STATED TASK. Write the material out again, line by line, exactly as it is.

═════ PROVIDED DATA ═════

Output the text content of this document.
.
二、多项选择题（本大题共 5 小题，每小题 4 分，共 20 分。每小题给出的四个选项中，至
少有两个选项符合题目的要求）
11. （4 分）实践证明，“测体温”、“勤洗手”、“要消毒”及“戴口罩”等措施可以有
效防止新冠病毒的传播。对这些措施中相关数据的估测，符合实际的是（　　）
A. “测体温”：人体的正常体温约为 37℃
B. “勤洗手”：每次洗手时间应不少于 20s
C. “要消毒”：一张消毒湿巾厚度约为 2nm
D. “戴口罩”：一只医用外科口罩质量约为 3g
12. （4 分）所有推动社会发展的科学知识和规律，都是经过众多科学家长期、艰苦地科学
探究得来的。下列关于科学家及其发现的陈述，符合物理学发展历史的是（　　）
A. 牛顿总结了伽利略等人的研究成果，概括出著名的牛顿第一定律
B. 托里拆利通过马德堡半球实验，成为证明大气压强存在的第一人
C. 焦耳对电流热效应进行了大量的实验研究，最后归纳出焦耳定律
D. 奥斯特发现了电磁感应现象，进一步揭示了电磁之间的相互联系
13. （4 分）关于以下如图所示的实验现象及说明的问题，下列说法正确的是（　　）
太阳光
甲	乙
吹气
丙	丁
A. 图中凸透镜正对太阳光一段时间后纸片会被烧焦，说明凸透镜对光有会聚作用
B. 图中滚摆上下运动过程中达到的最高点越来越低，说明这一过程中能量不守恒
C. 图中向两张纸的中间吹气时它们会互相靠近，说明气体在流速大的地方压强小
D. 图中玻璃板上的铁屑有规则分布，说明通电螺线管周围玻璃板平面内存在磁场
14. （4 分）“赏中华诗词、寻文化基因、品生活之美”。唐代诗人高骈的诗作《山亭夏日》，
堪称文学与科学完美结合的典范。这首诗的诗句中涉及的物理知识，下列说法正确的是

═════

SOLUTION TO THE PROBLEM.
Output the text content of this document.
.
二、多项选择题（本大题共 5 小题，每小题 4 分，共 20 分。每小题给出的四个选项中，至
少有两个选项符合题目的要求）
11. （4 分）实践证明，“测体温”、“勤洗手”、“要消毒”及“戴口罩”等措施可以有
效防止新冠病毒的传播。对这些措施中相关数据的估测，符合实际的是（　　）
A. “测体温”：人体的正常体温约为 37℃
B. “勤洗手”：每次洗手时间应不少于 20s
C. “要消毒”：一张消毒湿巾厚度约为 2nm
D. “戴口罩”：一只医用外科口罩质量约为 3g
12. （4 分）所有推动社会发展的科学知识和规律，都是经过众多科学家长期、艰苦地科学
探究得来的。下列关于科学家及其发现的陈述，符合物理学发展历史的是（　　）
A. 牛顿总结了伽利略等人的研究成果，概括出著名的牛顿第一定律
B. 托里拆利通过马德堡半球实验，成为证明大气压强存在的第一人
C. 焦耳对电流热效应进行了大量的实验研究，最后归纳出焦耳定律
D. 奥斯特发现了电磁感应现象，进一步揭示了电磁之间的相互联系
13. （4 分）关于以下如图所示的实验现象及说明的问题，下列说法正确的是（　　）
太阳光
甲	乙
吹气
丙	丁
A. 图中凸透镜正对太阳光一段时间后纸片会被烧焦，说明凸透镜对光有会聚作用
B. 图中滚摆上下运动过程中达到的最高点越来越低，说明这一过程中能量不守恒
C. 图中向两张纸的中间吹气时它们会互相靠近，说明气体在流速大的地方压强小
D. 图中玻璃板上的铁屑有规则分布，说明通电螺线管周围玻璃板平面内存在磁场
14. （4 分）“赏中华诗词、寻文化基因、品生活之美”。唐代诗人高骈的诗作《山亭夏日》，
堪称文学与科学完美结合的典范。这首诗的诗句中涉及的物理知识，下列说法正确的是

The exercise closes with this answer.